Directions:
A. Using the Byrnes v. Ford Motor Co. opinion, answer each question on its own line:
(i) On what date did the automobile accident happen?
(ii) Which section of the Texas Family Code sets the six-month period that Ford points to?
(iii) Which case does Ford rely on to argue that the wrongful death claim is barred?
B. Continue the Byrnes v. Ford Motor Co. opinion, picking up right after its last sentence.

Passage for review:
------------------------
Byrnes v. Ford Motor Co.

642 F. Supp. 309, 55 U.S.L.W. 2180, 1986 U.S. Dist. LEXIS 21644
CourtDistrict Court, E.D. Texas
DecidedAugust 13, 1986
DocketCiv. A. B-84-336-CA
StatusPublished
Cited by7 cases

This text of 642 F. Supp. 309 (Byrnes v. Ford Motor Co.) is published on Counsel Stack Legal Research, covering District Court, E.D. Texas primary law. Counsel Stack provides free access to over 12 million legal documents including statutes, case law, regulations, and constitutions.

Bluebook
Byrnes v. Ford Motor Co., 642 F. Supp. 309, 55 U.S.L.W. 2180, 1986 U.S. Dist. LEXIS 21644 (E.D. Tex. 1986).

Opinion

MEMORANDUM OPINION

COBB, District Judge.

On June 19,1982, the plaintiffs husband, natural child, and Daniel Patrick, a to-be-adopted child, died in an automobile accident. The plaintiff contends these deaths were caused by various acts and omissions for which the defendant Ford Motor Company is legally responsible.

The defendant Ford Motor Company has now moved for partial summary judgment regarding two different aspects of this factually and legally complex case. Ford’s first motion involves the issue of whether the plaintiff can assert a claim under the Texas Wrongful Death Statute, § 71.004, and the Texas Survival Statute, § 71.021 of the Civil Practice and Remedies Code, for the death of Daniel Patrick. Ford contends that although substantially all of the statutory procedures for adoption had been complied with, the plaintiff’s wrongful death claim is barred because the six-month period required by § 16.04 of the Texas Family Code had not expired at the time of the accident, and the adoption had not become final.

Ford’s second point for partial summary judgment involves the issue of whether the plaintiff is precluded from asserting a Deceptive Trade Practices Action under the Texas Wrongful Death and survival statutes.

I. THE PLAINTIFF’S CLAIM UNDER THE TEXAS WRONGFUL DEATH STATUTE FOR THE DEATH OF DANIEL PATRICK BYRNES.

It is undisputed that the formal adoption of Daniel Patrick Byrnes had not been fully consummated at the time of the accident, since a final adoption decree had not been entered by a Texas court. It is asserted by the plaintiff that but for the accident, an adoption decree in all probability would have been entered. Supporting its contention the wrongful death claim is barred, Ford relies on Amos v. Central Freight Lines, Inc., 575 S.W.2d 636 (Tex. App.—Houston [1st Dist.] 1978, no writ). In Amos, the court held there was no authority under the wrongful death statute for such an action where no formal adoption had been finally completed pursuant to the Texas Family Code. The minor plaintiffs in Amos were living with Ms. Amos before the accident, and a petition had been filed to adopt them. However, the Amos opinion does not state the procedural status of the adoption proceedings when the death of Mrs. Amos occurred.
------------------------
Excerpted data:
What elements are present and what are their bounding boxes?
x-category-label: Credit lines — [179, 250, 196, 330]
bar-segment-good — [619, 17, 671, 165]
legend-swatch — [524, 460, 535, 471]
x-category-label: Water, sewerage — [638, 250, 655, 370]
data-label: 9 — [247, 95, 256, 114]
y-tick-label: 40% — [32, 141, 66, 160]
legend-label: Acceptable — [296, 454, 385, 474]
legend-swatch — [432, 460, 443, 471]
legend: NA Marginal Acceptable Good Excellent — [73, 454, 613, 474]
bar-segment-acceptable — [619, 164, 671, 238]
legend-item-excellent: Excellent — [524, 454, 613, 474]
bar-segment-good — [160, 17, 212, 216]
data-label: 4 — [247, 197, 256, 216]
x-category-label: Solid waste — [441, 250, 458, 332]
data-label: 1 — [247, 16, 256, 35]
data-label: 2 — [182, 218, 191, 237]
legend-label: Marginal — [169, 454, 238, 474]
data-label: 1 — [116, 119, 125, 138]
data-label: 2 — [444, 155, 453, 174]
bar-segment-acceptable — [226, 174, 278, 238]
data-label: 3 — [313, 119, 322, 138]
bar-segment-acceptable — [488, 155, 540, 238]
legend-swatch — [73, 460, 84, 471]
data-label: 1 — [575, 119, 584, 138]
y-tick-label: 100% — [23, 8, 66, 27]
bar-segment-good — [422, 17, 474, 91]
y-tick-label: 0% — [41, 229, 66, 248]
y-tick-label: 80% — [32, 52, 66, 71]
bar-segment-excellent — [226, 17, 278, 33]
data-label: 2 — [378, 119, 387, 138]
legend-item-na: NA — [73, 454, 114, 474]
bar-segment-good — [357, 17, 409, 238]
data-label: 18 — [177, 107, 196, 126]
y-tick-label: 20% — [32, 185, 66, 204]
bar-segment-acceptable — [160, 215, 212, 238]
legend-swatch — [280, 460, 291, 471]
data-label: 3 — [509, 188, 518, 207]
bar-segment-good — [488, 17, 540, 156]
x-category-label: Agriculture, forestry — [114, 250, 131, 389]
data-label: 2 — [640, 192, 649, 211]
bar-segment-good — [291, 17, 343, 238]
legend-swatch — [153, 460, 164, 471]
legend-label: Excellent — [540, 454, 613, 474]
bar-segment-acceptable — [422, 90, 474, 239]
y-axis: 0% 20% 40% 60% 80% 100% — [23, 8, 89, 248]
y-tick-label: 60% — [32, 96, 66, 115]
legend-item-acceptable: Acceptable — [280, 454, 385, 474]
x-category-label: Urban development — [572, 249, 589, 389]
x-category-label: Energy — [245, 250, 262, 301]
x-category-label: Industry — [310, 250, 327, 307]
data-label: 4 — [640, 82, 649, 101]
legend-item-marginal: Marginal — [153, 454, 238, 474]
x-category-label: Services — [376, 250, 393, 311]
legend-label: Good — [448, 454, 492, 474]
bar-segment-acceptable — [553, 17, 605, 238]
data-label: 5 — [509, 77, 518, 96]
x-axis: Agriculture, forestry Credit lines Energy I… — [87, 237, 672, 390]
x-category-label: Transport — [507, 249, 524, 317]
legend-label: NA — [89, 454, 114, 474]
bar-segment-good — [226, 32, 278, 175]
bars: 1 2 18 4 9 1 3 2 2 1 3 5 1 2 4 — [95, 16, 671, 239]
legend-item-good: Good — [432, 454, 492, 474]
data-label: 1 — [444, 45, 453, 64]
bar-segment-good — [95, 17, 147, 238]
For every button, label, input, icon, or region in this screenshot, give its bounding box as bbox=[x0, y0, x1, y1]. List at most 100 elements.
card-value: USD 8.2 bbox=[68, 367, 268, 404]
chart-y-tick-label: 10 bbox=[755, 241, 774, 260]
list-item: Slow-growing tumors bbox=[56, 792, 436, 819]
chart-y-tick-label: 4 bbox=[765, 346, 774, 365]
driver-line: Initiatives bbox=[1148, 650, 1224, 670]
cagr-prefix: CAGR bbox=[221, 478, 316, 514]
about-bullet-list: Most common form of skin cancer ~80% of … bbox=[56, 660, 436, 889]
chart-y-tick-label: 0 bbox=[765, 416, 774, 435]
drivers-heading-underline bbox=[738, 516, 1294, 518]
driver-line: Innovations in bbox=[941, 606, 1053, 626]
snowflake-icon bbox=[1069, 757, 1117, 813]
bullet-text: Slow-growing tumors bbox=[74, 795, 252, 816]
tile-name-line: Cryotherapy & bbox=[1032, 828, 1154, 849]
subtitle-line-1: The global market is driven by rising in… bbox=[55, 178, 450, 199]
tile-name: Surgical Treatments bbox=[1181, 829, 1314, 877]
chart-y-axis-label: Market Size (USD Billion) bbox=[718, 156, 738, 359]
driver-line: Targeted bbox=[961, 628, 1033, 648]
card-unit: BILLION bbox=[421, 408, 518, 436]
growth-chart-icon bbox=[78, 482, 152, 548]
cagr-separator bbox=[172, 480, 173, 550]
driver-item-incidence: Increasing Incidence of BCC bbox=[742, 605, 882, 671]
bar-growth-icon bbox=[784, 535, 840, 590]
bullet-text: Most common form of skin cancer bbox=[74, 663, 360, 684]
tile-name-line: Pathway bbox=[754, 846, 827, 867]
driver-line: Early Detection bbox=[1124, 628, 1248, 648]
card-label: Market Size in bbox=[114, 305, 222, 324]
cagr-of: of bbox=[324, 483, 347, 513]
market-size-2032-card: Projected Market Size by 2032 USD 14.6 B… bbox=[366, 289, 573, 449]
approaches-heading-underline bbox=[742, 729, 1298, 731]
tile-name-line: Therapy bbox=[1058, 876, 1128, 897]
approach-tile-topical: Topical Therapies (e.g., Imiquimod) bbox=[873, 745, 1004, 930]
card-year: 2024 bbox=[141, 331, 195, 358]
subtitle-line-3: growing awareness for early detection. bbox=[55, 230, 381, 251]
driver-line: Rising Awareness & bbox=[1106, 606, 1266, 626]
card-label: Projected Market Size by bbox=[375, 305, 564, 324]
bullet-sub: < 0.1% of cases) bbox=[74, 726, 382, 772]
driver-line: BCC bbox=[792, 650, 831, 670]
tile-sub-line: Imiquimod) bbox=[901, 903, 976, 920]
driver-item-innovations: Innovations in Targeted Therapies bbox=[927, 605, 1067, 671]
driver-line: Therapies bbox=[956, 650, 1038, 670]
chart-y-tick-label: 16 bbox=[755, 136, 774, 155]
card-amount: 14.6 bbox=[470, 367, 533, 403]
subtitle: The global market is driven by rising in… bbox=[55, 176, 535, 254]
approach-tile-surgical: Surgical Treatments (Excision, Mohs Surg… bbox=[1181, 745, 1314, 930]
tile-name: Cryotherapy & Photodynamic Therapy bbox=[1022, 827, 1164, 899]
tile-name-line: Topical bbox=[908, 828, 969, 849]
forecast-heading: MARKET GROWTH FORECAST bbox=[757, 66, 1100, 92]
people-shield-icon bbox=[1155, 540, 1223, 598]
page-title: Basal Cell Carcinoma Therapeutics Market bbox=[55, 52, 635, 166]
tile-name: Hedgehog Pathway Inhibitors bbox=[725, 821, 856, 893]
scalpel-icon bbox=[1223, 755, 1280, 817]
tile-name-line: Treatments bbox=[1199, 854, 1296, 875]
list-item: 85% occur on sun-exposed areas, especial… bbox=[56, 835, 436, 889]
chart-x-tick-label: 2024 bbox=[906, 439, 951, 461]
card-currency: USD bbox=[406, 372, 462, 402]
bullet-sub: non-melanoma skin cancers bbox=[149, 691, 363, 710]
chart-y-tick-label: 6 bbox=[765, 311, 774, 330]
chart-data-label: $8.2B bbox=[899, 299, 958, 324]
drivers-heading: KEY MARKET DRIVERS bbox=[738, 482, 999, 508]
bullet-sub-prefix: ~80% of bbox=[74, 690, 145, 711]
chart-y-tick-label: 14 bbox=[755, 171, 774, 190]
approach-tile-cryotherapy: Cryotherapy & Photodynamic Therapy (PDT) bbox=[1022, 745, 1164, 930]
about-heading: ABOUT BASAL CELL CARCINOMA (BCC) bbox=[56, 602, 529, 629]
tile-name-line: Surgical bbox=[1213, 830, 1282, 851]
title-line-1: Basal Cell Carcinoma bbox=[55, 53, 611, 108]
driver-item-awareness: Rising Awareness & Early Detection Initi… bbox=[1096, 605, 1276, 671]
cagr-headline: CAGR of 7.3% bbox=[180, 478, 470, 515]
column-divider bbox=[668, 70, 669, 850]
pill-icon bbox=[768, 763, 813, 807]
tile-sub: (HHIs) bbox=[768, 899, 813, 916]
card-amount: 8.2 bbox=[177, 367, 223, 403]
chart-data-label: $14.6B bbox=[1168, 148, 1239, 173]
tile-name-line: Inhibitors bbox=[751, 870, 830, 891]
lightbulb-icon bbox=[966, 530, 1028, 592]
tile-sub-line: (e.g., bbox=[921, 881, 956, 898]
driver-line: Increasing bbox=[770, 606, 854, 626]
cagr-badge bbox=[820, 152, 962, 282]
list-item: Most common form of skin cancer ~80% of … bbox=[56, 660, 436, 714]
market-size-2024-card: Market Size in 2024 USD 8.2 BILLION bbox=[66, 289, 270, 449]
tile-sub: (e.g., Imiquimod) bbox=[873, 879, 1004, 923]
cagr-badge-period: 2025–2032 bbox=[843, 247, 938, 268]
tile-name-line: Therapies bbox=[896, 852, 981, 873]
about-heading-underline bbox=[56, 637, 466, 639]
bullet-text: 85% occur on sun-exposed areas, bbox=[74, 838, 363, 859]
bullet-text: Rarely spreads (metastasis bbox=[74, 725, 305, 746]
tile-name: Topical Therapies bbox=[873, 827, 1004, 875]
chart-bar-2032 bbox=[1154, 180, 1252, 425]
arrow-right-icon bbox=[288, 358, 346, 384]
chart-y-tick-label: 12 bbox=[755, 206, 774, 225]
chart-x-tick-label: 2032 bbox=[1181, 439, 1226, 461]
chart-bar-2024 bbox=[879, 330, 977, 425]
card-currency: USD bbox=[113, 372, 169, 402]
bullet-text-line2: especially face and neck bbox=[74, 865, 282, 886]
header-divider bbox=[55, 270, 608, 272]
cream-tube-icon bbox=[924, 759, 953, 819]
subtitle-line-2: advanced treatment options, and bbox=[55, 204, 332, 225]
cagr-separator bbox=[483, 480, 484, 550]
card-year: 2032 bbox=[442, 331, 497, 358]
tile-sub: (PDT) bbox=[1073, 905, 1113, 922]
------------------------
Written responses:
A.
(i) June 19, 1982
(ii) § 16.04
(iii) Amos v. Central Freight Lines, Inc., 575 S.W.2d 636 (Tex. App.—Houston [1st Dist.] 1978, no writ)

B.
Other Texas courts have held the class of beneficiaries named in Art. 4675, now § 71.004 of the Texas Civil Practice and Remedies Code, is very specific, and in the absence of a formal adoption decree, a non-natural child does not meet the statutory language. See, Goss v. Franz, 287 S.W.2d 289 (Tex.Civ.App.—Amarillo 1956, writ ref’d), and Boudreaux v. Texas & N.O. Ry. Co., 78 S.W.2d 641 (Tex.Civ.App.—Beaumont 1935, writ ref'd). Moreover, § 71.-004(a) states that “An action to recover damages as provided by this subchapter is for the exclusive benefit of the surviving *311 spouse, children and parents of the deceased.” (emphasis added).

In Amos v. Central Freight Lines, Inc., supra, the court defined the issue as being whether children alleged to have been adopted by estoppel have a cause of action under Art. 4675, now § 71.004. The Amos court answered in the negative, affirming the trial court’s dismissal of the plaintiff’s claim despite the estoppel argument. The plaintiff Linda Byrnes cannot maintain an action for the death of Daniel Patrick Byrnes under the Texas Wrongful Death Statute, because the deceased was not the natural child of the plaintiff, no formal adoption of the deceased had been consummated at the time of his fatal accident, and finally, Texas courts do not place equitably adopted children within the terms of the Texas Wrongful Death Statute.

II. PLAINTIFF’S CLAIM UNDER THE TEXAS SURVIVAL STATUTE, AS A LEGAL REPRESENTATIVE FOR THE ESTATE OF DANIEL PATRICK BYRNES

Plaintiff Linda Byrnes has made a claim under the Texas Survival Statute, Art. 5525, now § 71.021, for the Estate of Daniel Patrick, as the legal representative or heir of that Estate. Ford again contends that because all of the prerequisites for the formal adoption of Daniel Patrick were not complied with, plaintiff cannot maintain a survival action on behalf of the decedent’s estate. The plaintiff, of course, maintains that it would be proper for her to bring a survival action on behalf of Daniel’s estate, and also she contests the defendant’s standing to challenge the plaintiff’s right to act on behalf of the estate.

In beginning an analysis of this question, it is important to note that the parental rights of the natural parents were terminated prior to the plaintiff and her deceased husband gaining custody of the decedent Daniel Patrick. This fact precludes the natural parents or their heirs from asserting any interest in the estate; thus, the only possible heir of the estate would be the plaintiff if, and only if, she could establish an equitable adoption in a Texas Probate Court when the Estate of Daniel Patrick is finally closed. Moreover, there is no doubt that the estate has suffered some damage if the defendant is found liable for causing the occurrence.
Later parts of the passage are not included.